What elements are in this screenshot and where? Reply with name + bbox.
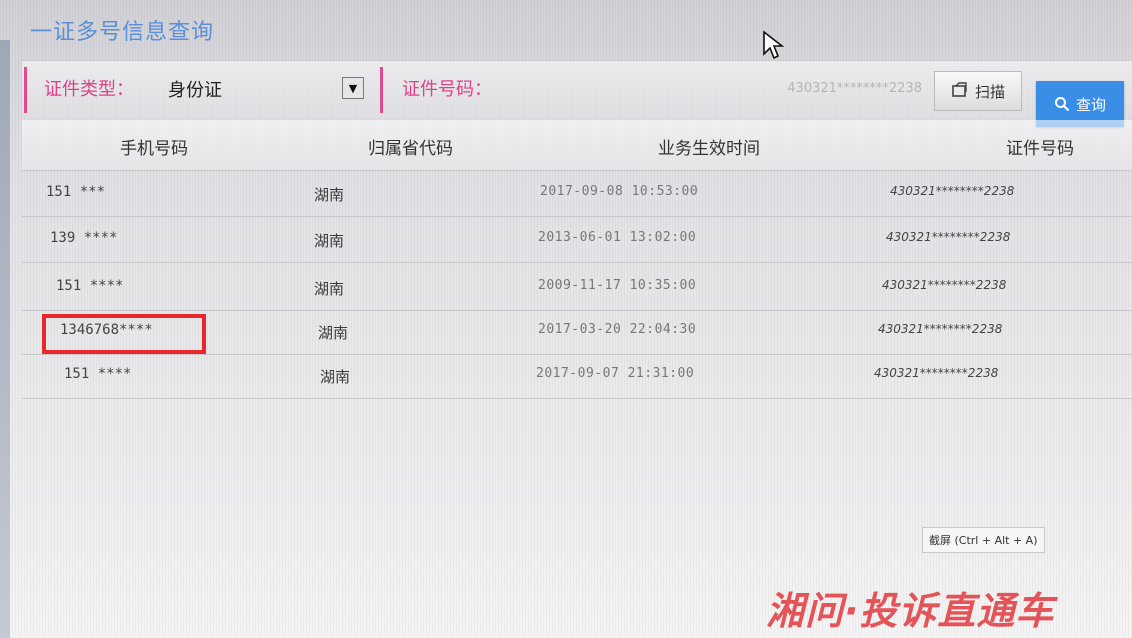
highlight-box <box>42 314 206 354</box>
column-header-province: 归属省代码 <box>368 139 453 159</box>
cell-province: 湖南 <box>320 368 351 386</box>
cell-province: 湖南 <box>314 232 345 250</box>
page-title: 一证多号信息查询 <box>30 20 215 45</box>
column-header-id-number: 证件号码 <box>1006 139 1074 159</box>
column-header-time: 业务生效时间 <box>658 139 760 159</box>
cell-time: 2017-09-07 21:31:00 <box>536 366 695 381</box>
id-type-select[interactable]: 身份证 <box>168 76 222 102</box>
cell-province: 湖南 <box>314 186 345 204</box>
watermark-logo: 湘问·投诉直通车 <box>766 589 1055 633</box>
cursor-icon <box>763 30 785 60</box>
cell-phone: 151 **** <box>56 278 124 294</box>
scan-button[interactable]: 扫描 <box>934 71 1022 111</box>
cell-phone: 139 **** <box>50 230 118 246</box>
column-header-phone: 手机号码 <box>120 139 188 159</box>
cell-id-number: 430321********2238 <box>874 366 999 380</box>
left-rail <box>0 40 10 638</box>
search-icon <box>1054 97 1070 112</box>
cell-phone: 151 **** <box>64 366 132 382</box>
table-row[interactable]: 151 *** 湖南 2017-09-08 10:53:00 430321***… <box>22 172 1132 217</box>
cell-time: 2009-11-17 10:35:00 <box>538 278 697 293</box>
label-divider <box>380 67 383 113</box>
chevron-down-icon: ▼ <box>348 81 358 95</box>
id-type-dropdown-button[interactable]: ▼ <box>342 77 364 99</box>
id-type-label: 证件类型： <box>44 79 134 100</box>
table-row[interactable]: 151 **** 湖南 2009-11-17 10:35:00 430321**… <box>22 266 1132 311</box>
cell-phone: 151 *** <box>46 184 106 200</box>
cell-id-number: 430321********2238 <box>886 230 1011 244</box>
scan-button-label: 扫描 <box>974 82 1005 101</box>
cell-id-number: 430321********2238 <box>882 278 1007 292</box>
cell-province: 湖南 <box>318 324 349 342</box>
filter-bar: 证件类型： 身份证 ▼ 证件号码： 扫描 查询 <box>22 60 1132 127</box>
label-divider <box>24 67 27 113</box>
table-row[interactable]: 139 **** 湖南 2013-06-01 13:02:00 430321**… <box>22 218 1132 263</box>
app-window: 一证多号信息查询 证件类型： 身份证 ▼ 证件号码： 扫描 查询 手机号码 归属… <box>0 0 1132 638</box>
cell-id-number: 430321********2238 <box>878 322 1003 336</box>
cell-province: 湖南 <box>314 280 345 298</box>
table-row[interactable]: 151 **** 湖南 2017-09-07 21:31:00 430321**… <box>22 354 1132 399</box>
screenshot-tooltip: 截屏 (Ctrl + Alt + A) <box>922 527 1045 553</box>
cell-time: 2017-03-20 22:04:30 <box>538 322 697 337</box>
cell-time: 2013-06-01 13:02:00 <box>538 230 697 245</box>
query-button-label: 查询 <box>1075 95 1106 114</box>
cell-id-number: 430321********2238 <box>890 184 1015 198</box>
table-header: 手机号码 归属省代码 业务生效时间 证件号码 <box>22 120 1132 171</box>
scan-icon <box>952 82 967 97</box>
cell-time: 2017-09-08 10:53:00 <box>540 184 699 199</box>
id-number-input[interactable] <box>498 75 922 101</box>
id-number-label: 证件号码： <box>402 79 492 100</box>
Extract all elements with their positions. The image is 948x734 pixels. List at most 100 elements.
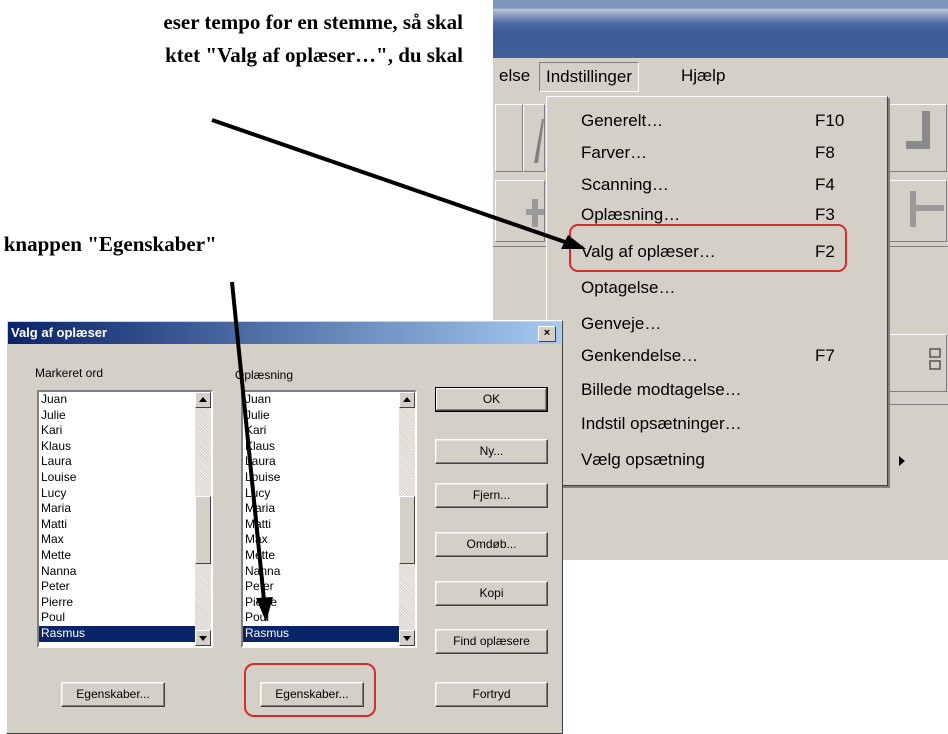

--

-- Short problem --
Copy out every row above line for line, unchanged, but omit the pictures.

-- Final result --
What elements are in this screenshot and where? Reply with name + bbox.
highlight-box <box>42 314 206 354</box>
column-header-province: 归属省代码 <box>368 139 453 159</box>
cell-province: 湖南 <box>320 368 351 386</box>
cell-province: 湖南 <box>314 232 345 250</box>
page-title: 一证多号信息查询 <box>30 20 215 45</box>
column-header-id-number: 证件号码 <box>1006 139 1074 159</box>
column-header-time: 业务生效时间 <box>658 139 760 159</box>
cell-time: 2017-09-07 21:31:00 <box>536 366 695 381</box>
id-type-select[interactable]: 身份证 <box>168 76 222 102</box>
cell-province: 湖南 <box>314 186 345 204</box>
watermark-logo: 湘问·投诉直通车 <box>766 589 1055 633</box>
cursor-icon <box>763 30 785 60</box>
cell-phone: 151 **** <box>56 278 124 294</box>
scan-button[interactable]: 扫描 <box>934 71 1022 111</box>
cell-phone: 139 **** <box>50 230 118 246</box>
column-header-phone: 手机号码 <box>120 139 188 159</box>
cell-id-number: 430321********2238 <box>874 366 999 380</box>
left-rail <box>0 40 10 638</box>
search-icon <box>1054 97 1070 112</box>
cell-phone: 151 **** <box>64 366 132 382</box>
table-row[interactable]: 151 *** 湖南 2017-09-08 10:53:00 430321***… <box>22 172 1132 217</box>
cell-time: 2009-11-17 10:35:00 <box>538 278 697 293</box>
label-divider <box>380 67 383 113</box>
chevron-down-icon: ▼ <box>348 81 358 95</box>
id-type-dropdown-button[interactable]: ▼ <box>342 77 364 99</box>
id-type-label: 证件类型： <box>44 79 134 100</box>
table-row[interactable]: 151 **** 湖南 2009-11-17 10:35:00 430321**… <box>22 266 1132 311</box>
cell-phone: 151 *** <box>46 184 106 200</box>
cell-id-number: 430321********2238 <box>886 230 1011 244</box>
scan-button-label: 扫描 <box>974 82 1005 101</box>
cell-id-number: 430321********2238 <box>882 278 1007 292</box>
cell-province: 湖南 <box>318 324 349 342</box>
filter-bar: 证件类型： 身份证 ▼ 证件号码： 扫描 查询 <box>22 60 1132 127</box>
label-divider <box>24 67 27 113</box>
table-row[interactable]: 139 **** 湖南 2013-06-01 13:02:00 430321**… <box>22 218 1132 263</box>
app-window: 一证多号信息查询 证件类型： 身份证 ▼ 证件号码： 扫描 查询 手机号码 归属… <box>0 0 1132 638</box>
cell-id-number: 430321********2238 <box>878 322 1003 336</box>
cell-province: 湖南 <box>314 280 345 298</box>
table-row[interactable]: 151 **** 湖南 2017-09-07 21:31:00 430321**… <box>22 354 1132 399</box>
screenshot-tooltip: 截屏 (Ctrl + Alt + A) <box>922 527 1045 553</box>
cell-time: 2017-03-20 22:04:30 <box>538 322 697 337</box>
cell-time: 2013-06-01 13:02:00 <box>538 230 697 245</box>
query-button-label: 查询 <box>1075 95 1106 114</box>
cell-id-number: 430321********2238 <box>890 184 1015 198</box>
table-header: 手机号码 归属省代码 业务生效时间 证件号码 <box>22 120 1132 171</box>
scan-icon <box>952 82 967 97</box>
cell-time: 2017-09-08 10:53:00 <box>540 184 699 199</box>
id-number-input[interactable] <box>498 75 922 101</box>
id-number-label: 证件号码： <box>402 79 492 100</box>
Extract all elements with their positions. The image is 948x734 pixels. List at most 100 elements.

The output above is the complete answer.